* [Your objective]:
Update the listing, starting at the line that has "x-axis-title: Year: [418, 436, 448, 454]" and stopping after the line that has "Find all labels, buttons, inputs, and": put "key-label" wherever "legend-label" appears and keep everything else the same. Return only those lines.

================

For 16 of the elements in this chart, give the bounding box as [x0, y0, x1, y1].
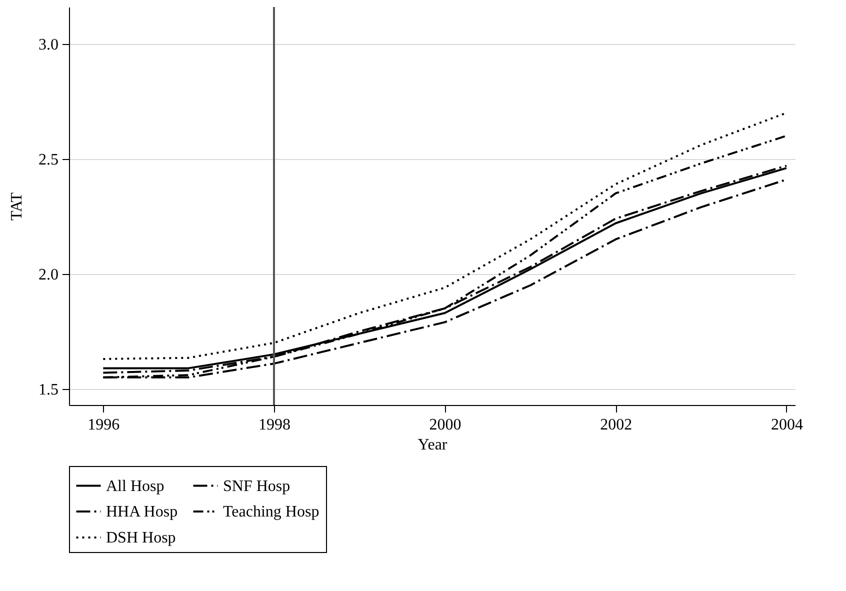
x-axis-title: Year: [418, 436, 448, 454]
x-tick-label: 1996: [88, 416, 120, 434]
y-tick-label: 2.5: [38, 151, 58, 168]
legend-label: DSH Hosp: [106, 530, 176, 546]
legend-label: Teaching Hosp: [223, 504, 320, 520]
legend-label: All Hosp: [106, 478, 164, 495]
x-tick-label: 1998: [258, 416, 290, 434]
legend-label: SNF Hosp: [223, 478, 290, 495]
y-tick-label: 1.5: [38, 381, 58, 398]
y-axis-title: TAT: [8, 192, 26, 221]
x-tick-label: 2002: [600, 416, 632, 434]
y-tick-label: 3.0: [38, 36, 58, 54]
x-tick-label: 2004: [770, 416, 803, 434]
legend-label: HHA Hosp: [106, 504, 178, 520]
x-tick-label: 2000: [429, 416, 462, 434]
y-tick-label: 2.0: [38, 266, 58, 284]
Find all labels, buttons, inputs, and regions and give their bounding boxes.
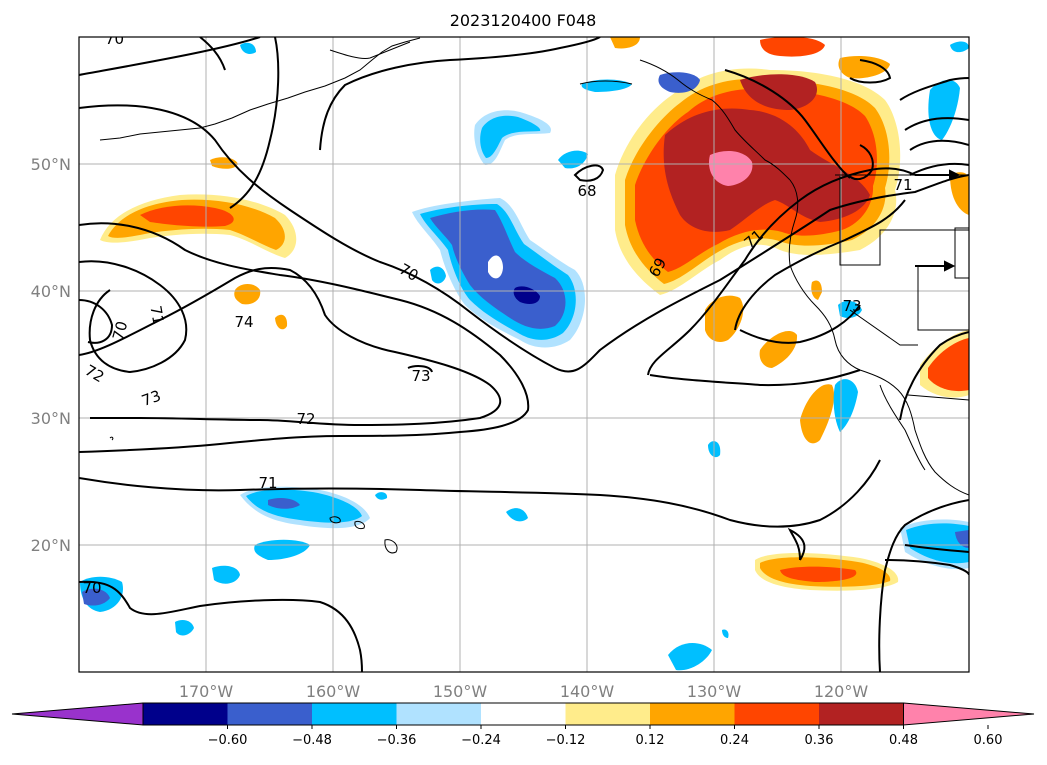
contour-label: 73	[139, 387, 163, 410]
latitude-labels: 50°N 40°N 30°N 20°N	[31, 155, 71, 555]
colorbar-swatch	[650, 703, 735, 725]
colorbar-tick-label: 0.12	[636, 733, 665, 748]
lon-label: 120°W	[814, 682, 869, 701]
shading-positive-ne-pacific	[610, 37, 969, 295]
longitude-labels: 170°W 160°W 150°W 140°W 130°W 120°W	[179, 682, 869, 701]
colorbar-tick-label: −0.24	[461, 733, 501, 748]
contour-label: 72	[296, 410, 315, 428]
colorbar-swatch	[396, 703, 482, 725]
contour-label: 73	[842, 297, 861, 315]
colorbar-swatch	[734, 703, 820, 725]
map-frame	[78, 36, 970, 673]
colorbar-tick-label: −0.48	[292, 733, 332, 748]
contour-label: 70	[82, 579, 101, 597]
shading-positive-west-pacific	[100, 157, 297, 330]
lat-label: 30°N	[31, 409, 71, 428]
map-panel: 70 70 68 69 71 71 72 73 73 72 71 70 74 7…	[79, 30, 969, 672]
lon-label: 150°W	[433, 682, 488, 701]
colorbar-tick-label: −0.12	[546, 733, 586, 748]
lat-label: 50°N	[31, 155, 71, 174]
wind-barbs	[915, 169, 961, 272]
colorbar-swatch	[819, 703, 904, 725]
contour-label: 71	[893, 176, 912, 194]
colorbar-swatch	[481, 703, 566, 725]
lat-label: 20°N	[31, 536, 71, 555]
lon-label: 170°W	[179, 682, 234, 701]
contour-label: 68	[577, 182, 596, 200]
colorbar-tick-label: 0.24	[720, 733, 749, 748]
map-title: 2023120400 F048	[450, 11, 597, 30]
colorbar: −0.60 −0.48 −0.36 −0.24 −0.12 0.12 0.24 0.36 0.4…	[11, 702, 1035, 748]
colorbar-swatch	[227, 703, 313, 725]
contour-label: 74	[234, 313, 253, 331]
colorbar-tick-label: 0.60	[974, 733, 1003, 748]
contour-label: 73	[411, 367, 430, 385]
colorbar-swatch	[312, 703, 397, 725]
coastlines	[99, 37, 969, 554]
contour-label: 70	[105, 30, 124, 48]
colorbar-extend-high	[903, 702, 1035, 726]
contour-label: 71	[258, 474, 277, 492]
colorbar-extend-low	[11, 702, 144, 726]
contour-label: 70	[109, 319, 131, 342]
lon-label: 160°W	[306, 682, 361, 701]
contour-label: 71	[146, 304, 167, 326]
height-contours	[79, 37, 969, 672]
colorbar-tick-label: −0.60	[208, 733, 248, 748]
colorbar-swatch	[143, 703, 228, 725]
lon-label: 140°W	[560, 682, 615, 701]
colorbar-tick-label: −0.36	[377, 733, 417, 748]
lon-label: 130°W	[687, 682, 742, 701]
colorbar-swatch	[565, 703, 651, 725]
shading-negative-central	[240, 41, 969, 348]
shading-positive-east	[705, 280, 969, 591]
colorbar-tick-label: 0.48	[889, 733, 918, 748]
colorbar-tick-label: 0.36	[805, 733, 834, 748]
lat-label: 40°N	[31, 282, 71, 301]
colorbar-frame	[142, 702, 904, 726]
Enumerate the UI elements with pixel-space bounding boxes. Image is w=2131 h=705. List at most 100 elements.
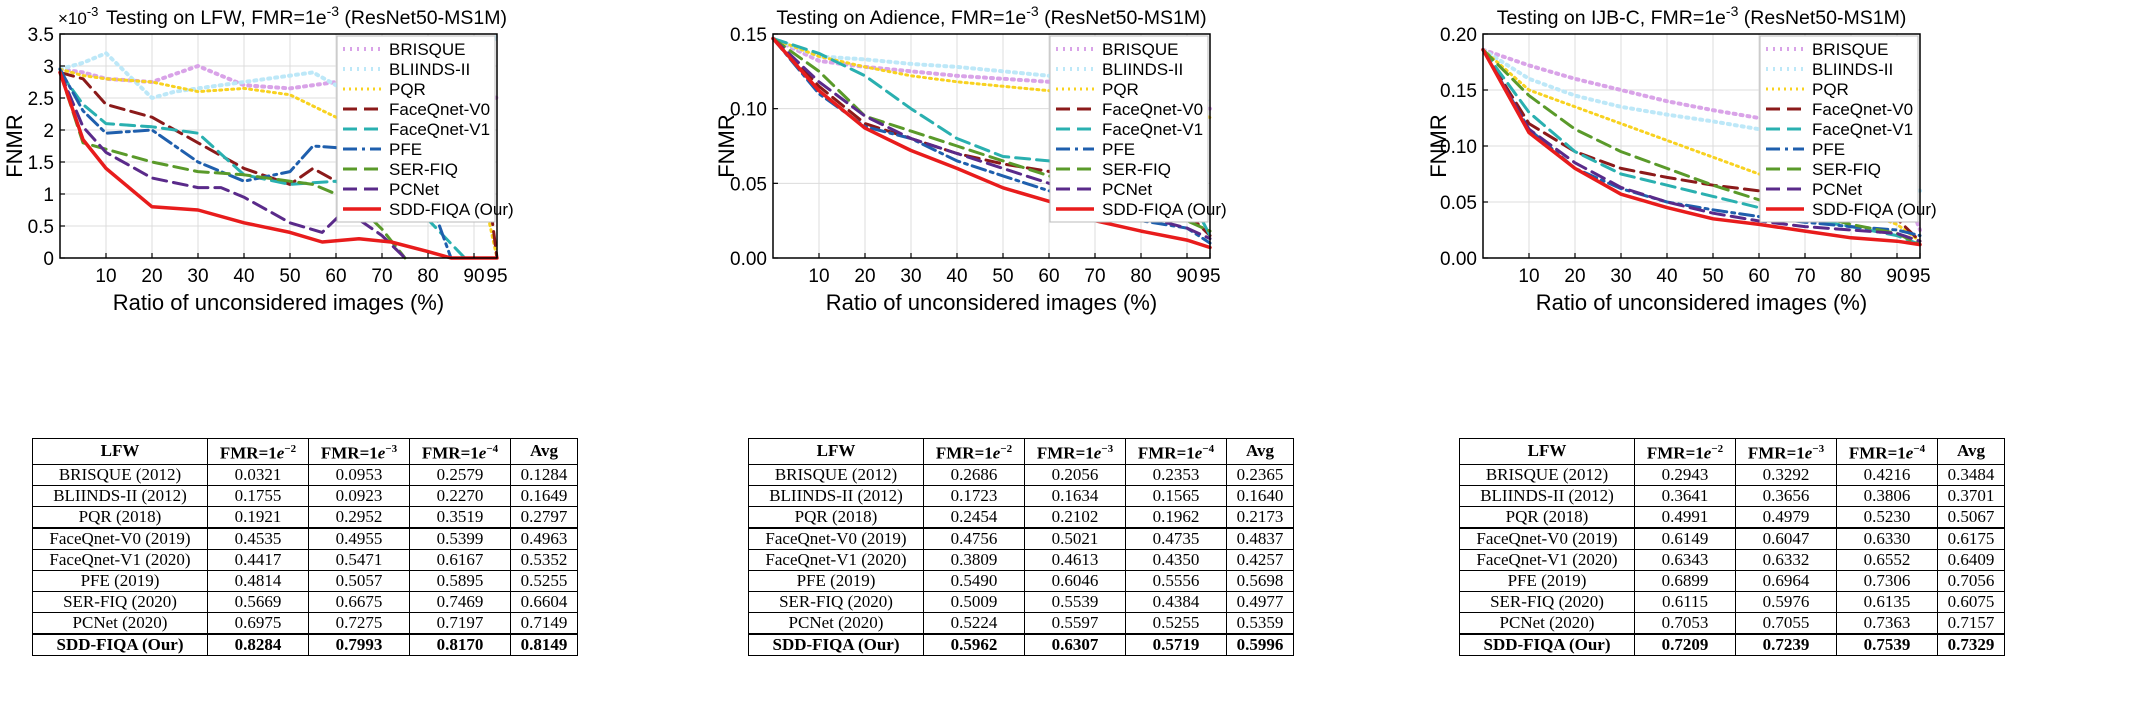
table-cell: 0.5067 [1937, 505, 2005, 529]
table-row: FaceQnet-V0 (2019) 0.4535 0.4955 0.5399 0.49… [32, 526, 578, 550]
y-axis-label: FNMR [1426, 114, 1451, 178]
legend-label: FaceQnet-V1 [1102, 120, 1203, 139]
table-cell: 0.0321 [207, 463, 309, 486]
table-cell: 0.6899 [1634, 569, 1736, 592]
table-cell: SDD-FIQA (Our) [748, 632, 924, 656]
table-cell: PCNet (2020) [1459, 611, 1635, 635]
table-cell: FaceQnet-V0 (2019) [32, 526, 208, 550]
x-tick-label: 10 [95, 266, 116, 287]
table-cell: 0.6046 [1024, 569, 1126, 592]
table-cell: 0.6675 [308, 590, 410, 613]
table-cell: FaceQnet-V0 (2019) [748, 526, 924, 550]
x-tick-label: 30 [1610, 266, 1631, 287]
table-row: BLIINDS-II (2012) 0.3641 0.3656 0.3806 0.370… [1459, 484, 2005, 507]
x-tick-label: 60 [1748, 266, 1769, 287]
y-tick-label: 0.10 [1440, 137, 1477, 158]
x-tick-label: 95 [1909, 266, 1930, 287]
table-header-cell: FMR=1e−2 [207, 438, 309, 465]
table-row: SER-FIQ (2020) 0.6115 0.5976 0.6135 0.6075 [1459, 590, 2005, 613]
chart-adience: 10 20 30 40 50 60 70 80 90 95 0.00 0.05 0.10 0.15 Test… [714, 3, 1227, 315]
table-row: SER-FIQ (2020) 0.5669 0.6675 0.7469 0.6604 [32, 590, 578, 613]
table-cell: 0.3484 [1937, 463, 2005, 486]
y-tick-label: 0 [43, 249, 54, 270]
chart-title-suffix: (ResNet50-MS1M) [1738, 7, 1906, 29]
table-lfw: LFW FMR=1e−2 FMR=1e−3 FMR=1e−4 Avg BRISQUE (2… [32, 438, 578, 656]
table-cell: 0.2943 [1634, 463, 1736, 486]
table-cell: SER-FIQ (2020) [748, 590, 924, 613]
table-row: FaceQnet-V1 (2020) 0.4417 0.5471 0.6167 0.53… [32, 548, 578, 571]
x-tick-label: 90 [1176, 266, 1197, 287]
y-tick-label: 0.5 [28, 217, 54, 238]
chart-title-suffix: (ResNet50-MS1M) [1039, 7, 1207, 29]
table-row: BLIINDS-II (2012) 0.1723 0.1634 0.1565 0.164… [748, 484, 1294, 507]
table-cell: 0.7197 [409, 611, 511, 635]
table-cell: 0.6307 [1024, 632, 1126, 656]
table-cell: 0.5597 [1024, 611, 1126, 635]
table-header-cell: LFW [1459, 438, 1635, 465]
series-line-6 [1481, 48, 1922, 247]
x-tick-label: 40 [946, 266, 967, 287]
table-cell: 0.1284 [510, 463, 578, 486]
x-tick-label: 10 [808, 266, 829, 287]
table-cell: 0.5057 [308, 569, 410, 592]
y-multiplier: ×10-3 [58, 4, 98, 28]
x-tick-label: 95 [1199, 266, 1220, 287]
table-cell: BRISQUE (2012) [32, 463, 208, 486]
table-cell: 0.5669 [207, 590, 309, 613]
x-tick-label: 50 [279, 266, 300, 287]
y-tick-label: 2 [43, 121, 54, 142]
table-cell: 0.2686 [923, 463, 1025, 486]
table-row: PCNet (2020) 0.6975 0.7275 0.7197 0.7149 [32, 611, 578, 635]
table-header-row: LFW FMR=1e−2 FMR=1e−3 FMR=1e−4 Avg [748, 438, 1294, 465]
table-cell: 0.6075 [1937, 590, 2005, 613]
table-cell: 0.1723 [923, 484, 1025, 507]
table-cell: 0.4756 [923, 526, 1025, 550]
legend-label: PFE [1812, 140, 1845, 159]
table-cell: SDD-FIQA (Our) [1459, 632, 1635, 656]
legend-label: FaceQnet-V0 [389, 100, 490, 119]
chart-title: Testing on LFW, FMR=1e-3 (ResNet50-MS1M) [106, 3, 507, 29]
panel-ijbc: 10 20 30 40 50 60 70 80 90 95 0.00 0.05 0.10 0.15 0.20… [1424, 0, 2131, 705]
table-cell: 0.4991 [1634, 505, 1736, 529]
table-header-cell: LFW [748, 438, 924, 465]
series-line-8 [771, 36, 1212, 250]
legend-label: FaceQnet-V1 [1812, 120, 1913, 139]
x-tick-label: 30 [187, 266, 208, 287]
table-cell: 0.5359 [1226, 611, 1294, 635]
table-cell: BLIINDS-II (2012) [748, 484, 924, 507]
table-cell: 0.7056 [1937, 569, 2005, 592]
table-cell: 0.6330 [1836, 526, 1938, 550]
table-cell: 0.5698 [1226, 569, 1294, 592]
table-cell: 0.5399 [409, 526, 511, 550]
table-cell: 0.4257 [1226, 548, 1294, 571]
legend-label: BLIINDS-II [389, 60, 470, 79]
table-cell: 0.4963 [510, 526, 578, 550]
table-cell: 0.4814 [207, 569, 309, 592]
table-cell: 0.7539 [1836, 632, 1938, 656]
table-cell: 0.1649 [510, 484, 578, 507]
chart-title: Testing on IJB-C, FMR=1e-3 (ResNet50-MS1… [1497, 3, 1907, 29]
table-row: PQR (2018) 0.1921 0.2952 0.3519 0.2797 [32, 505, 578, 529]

================

* [Solution]:
x-axis-title: Year: [418, 436, 448, 454]
x-tick-label: 1996: [88, 416, 120, 434]
y-tick-label: 2.5: [38, 151, 58, 168]
key-label: DSH Hosp: [106, 530, 176, 546]
key-label: Teaching Hosp: [223, 504, 320, 520]
key-label: All Hosp: [106, 478, 164, 495]
x-tick-label: 1998: [258, 416, 290, 434]
key-label: SNF Hosp: [223, 478, 290, 495]
y-tick-label: 1.5: [38, 381, 58, 398]
y-axis-title: TAT: [8, 192, 26, 221]
x-tick-label: 2002: [600, 416, 632, 434]
y-tick-label: 3.0: [38, 36, 58, 54]
x-tick-label: 2004: [770, 416, 803, 434]
key-label: HHA Hosp: [106, 504, 178, 520]
x-tick-label: 2000: [429, 416, 462, 434]
y-tick-label: 2.0: [38, 266, 58, 284]
Find all labels, buttons, inputs, and regions and give their bounding boxes.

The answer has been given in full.